_GIVEN TASK_
Every line that holds "Graubünden" should be shown.

_PROVIDED MATERIAL_
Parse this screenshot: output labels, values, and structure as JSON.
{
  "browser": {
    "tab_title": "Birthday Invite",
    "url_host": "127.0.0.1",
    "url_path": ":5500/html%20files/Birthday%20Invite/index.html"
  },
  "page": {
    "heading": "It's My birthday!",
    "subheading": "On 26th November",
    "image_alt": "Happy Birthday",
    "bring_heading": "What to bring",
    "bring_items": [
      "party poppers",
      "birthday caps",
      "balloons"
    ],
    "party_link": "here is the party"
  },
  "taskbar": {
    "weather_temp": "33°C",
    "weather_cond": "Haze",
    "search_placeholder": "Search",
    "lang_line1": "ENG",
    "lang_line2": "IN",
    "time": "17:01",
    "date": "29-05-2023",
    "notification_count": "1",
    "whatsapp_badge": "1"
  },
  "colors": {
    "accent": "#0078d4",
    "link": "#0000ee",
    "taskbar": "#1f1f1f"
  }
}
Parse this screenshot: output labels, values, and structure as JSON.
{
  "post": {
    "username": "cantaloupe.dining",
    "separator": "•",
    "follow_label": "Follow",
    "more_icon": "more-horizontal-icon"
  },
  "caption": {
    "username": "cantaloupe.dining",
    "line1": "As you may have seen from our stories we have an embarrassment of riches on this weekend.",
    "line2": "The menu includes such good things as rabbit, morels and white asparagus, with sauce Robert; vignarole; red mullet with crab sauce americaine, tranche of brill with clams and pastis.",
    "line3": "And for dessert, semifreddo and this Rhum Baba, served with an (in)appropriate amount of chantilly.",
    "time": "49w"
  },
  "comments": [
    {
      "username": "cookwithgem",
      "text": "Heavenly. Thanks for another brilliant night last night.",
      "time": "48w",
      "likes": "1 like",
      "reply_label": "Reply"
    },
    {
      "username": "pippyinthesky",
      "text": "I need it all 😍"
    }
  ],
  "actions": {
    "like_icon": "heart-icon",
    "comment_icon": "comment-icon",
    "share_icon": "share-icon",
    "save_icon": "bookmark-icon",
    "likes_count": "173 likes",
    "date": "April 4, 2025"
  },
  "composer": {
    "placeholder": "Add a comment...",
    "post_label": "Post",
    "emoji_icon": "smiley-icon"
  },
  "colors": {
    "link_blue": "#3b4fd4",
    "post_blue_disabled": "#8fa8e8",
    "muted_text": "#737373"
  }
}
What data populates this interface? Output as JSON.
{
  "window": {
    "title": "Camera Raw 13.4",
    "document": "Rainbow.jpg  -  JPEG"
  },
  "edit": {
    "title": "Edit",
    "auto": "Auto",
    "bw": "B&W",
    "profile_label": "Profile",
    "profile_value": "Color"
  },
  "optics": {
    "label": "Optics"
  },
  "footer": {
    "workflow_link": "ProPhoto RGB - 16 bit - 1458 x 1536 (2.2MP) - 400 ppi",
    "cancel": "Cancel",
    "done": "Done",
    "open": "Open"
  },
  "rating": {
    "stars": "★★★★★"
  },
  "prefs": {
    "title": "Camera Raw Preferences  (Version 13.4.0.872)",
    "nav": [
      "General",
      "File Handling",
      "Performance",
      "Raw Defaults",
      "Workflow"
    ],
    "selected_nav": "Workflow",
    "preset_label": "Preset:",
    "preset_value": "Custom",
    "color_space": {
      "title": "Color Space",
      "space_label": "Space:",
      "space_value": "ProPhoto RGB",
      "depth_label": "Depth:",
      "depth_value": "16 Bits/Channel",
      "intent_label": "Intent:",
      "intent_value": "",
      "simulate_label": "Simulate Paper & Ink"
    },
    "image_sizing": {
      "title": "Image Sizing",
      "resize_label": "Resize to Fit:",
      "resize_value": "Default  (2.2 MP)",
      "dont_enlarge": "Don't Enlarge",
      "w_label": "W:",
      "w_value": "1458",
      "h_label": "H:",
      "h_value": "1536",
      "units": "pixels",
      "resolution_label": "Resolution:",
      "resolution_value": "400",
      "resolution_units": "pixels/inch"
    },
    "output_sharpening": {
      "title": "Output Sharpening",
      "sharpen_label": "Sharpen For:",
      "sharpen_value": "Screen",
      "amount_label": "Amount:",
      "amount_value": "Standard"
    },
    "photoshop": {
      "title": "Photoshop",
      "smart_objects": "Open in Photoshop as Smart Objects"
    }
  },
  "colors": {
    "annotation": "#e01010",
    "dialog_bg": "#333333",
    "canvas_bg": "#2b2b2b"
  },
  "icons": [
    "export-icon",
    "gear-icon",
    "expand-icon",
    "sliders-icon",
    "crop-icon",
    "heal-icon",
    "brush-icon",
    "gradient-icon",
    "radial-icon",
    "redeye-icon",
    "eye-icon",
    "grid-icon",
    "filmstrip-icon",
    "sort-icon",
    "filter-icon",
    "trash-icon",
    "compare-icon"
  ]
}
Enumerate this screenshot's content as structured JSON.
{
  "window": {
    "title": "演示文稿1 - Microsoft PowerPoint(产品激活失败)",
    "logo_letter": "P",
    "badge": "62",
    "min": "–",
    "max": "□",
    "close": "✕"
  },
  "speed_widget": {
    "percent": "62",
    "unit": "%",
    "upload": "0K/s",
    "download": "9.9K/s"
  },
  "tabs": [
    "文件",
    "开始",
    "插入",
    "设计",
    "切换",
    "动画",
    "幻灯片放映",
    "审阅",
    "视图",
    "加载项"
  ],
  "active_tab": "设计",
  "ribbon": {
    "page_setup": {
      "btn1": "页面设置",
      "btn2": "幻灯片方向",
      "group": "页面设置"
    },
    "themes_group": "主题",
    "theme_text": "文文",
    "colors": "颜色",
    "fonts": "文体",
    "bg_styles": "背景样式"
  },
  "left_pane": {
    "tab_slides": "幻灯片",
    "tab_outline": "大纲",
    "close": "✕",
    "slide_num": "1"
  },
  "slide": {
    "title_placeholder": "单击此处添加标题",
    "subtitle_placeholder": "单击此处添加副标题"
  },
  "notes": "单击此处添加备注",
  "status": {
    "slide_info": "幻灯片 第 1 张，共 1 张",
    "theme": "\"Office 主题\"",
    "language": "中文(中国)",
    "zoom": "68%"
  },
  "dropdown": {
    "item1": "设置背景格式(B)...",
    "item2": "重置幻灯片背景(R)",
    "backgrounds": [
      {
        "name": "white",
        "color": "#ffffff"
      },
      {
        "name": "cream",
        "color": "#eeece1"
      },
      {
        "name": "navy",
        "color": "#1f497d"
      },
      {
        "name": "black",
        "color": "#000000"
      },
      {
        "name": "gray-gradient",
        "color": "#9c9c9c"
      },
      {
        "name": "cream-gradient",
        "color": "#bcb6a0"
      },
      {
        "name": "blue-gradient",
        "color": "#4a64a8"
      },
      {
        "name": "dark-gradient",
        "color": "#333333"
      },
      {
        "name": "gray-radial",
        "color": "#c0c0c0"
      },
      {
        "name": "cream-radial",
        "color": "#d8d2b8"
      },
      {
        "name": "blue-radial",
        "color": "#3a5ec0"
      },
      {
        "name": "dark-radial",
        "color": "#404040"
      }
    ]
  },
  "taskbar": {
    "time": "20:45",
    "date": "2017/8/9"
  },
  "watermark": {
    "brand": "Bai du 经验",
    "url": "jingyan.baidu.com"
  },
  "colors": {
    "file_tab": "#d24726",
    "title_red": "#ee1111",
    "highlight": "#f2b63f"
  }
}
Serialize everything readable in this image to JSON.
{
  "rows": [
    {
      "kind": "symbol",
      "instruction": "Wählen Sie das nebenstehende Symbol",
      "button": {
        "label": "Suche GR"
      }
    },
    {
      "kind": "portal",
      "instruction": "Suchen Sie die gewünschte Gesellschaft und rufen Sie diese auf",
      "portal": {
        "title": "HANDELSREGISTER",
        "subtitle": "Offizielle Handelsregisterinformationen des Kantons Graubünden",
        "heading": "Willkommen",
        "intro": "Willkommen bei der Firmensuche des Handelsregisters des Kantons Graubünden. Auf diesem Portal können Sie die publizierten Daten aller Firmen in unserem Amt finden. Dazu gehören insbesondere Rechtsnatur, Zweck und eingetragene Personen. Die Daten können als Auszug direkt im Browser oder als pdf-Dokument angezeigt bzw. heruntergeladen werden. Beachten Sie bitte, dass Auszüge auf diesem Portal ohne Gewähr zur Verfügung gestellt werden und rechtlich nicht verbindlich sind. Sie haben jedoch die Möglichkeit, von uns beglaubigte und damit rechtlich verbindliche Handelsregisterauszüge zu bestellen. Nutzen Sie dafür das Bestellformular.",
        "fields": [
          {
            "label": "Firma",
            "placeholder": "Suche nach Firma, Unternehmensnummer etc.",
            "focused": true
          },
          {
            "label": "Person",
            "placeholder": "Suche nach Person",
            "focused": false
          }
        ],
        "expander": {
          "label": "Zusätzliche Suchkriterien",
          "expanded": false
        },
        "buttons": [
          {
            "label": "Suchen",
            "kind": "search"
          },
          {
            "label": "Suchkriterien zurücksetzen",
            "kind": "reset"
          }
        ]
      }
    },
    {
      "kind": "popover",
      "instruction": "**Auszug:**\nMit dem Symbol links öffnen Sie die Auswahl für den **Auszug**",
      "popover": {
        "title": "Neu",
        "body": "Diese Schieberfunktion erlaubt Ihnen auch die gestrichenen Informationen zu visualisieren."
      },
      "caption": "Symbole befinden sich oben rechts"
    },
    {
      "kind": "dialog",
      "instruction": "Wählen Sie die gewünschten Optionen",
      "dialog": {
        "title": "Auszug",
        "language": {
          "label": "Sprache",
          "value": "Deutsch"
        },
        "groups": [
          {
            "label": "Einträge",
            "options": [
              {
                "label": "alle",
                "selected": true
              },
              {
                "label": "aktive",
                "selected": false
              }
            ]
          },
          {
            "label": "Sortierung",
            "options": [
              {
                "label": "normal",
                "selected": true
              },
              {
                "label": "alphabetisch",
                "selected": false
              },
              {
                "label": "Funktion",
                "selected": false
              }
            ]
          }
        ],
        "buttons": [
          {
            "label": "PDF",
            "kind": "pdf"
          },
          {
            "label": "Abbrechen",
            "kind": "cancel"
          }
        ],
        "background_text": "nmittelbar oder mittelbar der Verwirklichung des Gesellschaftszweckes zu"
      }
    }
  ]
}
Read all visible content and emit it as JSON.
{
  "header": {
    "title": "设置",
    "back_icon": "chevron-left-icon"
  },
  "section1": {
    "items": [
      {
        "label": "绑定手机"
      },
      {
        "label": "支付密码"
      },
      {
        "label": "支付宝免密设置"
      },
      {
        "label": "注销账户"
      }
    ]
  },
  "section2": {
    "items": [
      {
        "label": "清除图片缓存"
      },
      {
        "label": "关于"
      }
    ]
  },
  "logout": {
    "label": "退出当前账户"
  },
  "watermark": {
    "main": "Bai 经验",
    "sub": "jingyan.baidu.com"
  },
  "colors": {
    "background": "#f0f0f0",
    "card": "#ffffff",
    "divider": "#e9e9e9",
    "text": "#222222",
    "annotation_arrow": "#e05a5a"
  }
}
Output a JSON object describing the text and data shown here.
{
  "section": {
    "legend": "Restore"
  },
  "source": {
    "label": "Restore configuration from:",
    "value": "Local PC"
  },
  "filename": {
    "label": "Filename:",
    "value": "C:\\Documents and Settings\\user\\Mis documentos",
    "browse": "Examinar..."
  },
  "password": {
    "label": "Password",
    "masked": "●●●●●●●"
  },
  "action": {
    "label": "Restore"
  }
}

_THE ANSWER_
        "subtitle": "Offizielle Handelsregisterinformationen des Kantons Graubünden",
        "intro": "Willkommen bei der Firmensuche des Handelsregisters des Kantons Graubünden. Auf diesem Portal können Sie die publizierten Daten aller Firmen in unserem Amt finden. Dazu gehören insbesondere Rechtsnatur, Zweck und eingetragene Personen. Die Daten können als Auszug direkt im Browser oder als pdf-Dokument angezeigt bzw. heruntergeladen werden. Beachten Sie bitte, dass Auszüge auf diesem Portal ohne Gewähr zur Verfügung gestellt werden und rechtlich nicht verbindlich sind. Sie haben jedoch die Möglichkeit, von uns beglaubigte und damit rechtlich verbindliche Handelsregisterauszüge zu bestellen. Nutzen Sie dafür das Bestellformular.",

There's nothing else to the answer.